CHALLENGE
Single out the lines of the material that contain "общеобразовательной" and copy them.

DATA SUPPLIED
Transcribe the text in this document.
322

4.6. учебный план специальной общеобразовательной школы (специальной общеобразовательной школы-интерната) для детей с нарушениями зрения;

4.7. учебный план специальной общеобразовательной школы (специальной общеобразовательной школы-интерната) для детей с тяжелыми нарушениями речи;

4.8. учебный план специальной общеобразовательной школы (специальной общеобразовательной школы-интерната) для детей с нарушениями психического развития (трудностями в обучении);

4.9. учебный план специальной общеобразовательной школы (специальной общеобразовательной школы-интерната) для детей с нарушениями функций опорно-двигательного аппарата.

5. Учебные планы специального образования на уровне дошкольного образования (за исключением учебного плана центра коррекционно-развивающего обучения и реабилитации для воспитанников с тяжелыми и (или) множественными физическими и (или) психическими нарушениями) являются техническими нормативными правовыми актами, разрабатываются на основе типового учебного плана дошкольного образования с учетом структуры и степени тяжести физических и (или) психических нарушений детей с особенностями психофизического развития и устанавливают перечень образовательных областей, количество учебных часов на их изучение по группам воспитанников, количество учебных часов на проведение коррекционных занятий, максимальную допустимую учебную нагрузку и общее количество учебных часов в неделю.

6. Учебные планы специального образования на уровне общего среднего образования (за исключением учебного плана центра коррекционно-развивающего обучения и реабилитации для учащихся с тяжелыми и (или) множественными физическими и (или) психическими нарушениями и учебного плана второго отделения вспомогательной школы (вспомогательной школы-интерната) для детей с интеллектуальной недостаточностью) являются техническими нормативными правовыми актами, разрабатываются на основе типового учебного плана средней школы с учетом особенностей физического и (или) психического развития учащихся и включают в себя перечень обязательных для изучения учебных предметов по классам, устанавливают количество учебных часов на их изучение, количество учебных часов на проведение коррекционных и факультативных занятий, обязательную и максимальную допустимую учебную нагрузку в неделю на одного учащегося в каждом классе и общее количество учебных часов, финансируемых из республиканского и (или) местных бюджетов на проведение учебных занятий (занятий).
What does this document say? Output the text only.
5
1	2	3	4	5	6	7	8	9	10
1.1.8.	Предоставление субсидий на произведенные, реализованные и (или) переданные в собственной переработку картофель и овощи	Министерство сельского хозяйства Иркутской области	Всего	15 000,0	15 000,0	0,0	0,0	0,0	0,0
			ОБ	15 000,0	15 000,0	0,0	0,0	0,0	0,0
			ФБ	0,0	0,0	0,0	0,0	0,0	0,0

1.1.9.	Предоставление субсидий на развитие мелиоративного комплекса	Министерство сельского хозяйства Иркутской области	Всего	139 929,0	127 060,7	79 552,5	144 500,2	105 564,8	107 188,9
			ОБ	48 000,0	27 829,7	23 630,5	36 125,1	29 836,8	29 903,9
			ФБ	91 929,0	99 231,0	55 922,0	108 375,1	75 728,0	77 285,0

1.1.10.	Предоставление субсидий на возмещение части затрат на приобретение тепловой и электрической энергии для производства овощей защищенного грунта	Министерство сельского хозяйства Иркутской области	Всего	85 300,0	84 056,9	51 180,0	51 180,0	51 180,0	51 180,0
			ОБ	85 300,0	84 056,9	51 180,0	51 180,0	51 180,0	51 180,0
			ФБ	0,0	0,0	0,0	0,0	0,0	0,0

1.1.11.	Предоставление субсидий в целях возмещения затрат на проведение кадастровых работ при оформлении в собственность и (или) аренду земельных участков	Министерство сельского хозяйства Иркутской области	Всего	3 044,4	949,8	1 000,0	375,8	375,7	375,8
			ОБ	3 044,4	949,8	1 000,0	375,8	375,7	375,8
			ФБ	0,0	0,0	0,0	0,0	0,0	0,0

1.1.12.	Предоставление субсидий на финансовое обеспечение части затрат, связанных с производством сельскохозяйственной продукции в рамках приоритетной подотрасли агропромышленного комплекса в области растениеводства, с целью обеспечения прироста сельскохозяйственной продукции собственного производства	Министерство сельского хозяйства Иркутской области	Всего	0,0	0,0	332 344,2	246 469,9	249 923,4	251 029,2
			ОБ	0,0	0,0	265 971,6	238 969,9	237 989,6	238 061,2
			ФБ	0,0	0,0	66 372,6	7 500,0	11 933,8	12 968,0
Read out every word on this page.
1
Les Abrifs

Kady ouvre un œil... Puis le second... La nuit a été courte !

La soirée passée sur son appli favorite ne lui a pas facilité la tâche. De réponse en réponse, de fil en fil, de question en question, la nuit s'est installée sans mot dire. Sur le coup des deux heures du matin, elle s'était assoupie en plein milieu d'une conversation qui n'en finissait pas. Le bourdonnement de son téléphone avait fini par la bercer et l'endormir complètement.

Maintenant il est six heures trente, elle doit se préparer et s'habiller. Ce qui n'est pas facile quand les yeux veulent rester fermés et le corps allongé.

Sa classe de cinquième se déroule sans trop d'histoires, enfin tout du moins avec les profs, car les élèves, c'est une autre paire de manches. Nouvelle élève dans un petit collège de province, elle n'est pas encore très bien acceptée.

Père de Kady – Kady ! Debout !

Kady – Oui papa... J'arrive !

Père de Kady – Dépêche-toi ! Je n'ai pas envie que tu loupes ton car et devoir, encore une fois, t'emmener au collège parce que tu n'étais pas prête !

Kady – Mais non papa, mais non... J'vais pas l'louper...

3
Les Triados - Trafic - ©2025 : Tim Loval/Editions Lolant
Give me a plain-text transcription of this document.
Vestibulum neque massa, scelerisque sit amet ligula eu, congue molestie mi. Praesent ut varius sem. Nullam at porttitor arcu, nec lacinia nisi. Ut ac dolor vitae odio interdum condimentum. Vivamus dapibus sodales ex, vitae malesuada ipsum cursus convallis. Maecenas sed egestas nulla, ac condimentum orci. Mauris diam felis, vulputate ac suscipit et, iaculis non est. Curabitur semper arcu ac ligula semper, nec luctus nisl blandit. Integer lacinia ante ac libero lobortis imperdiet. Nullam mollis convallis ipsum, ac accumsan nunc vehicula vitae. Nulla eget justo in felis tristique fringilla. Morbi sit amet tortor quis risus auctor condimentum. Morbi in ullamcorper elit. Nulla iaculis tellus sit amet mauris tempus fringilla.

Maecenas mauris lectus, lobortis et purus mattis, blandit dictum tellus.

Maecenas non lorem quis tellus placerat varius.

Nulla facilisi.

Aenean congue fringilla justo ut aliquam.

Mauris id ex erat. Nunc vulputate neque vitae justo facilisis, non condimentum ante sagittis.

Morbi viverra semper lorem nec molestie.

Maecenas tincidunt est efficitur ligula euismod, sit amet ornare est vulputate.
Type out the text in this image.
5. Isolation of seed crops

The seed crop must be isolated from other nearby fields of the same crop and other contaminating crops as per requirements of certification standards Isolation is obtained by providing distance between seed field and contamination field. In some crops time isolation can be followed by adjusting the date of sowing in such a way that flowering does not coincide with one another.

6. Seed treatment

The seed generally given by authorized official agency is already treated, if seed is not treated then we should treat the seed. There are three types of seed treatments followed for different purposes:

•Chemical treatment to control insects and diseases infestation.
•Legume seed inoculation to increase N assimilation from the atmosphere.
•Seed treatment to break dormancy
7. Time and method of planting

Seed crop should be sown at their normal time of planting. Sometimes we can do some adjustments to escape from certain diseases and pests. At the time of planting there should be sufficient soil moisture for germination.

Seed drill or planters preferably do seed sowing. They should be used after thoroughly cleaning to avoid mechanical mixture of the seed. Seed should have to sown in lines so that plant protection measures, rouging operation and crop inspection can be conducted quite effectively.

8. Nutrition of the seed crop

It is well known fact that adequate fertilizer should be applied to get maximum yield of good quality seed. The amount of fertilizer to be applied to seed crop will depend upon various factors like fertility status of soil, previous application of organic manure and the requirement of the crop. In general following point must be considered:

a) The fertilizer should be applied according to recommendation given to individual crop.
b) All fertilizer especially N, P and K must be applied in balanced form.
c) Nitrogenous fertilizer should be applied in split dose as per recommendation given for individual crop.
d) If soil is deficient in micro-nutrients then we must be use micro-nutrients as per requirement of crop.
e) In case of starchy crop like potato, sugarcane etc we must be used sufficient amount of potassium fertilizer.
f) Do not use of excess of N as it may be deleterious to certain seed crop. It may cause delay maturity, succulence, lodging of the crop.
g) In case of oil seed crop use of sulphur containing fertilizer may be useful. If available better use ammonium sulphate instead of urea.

ANSWER TO THIS PROBLEM
4.6. учебный план специальной общеобразовательной школы (специальной общеобразовательной школы-интерната) для детей с нарушениями зрения;
4.7. учебный план специальной общеобразовательной школы (специальной общеобразовательной школы-интерната) для детей с тяжелыми нарушениями речи;
4.8. учебный план специальной общеобразовательной школы (специальной общеобразовательной школы-интерната) для детей с нарушениями психического развития (трудностями в обучении);
4.9. учебный план специальной общеобразовательной школы (специальной общеобразовательной школы-интерната) для детей с нарушениями функций опорно-двигательного аппарата.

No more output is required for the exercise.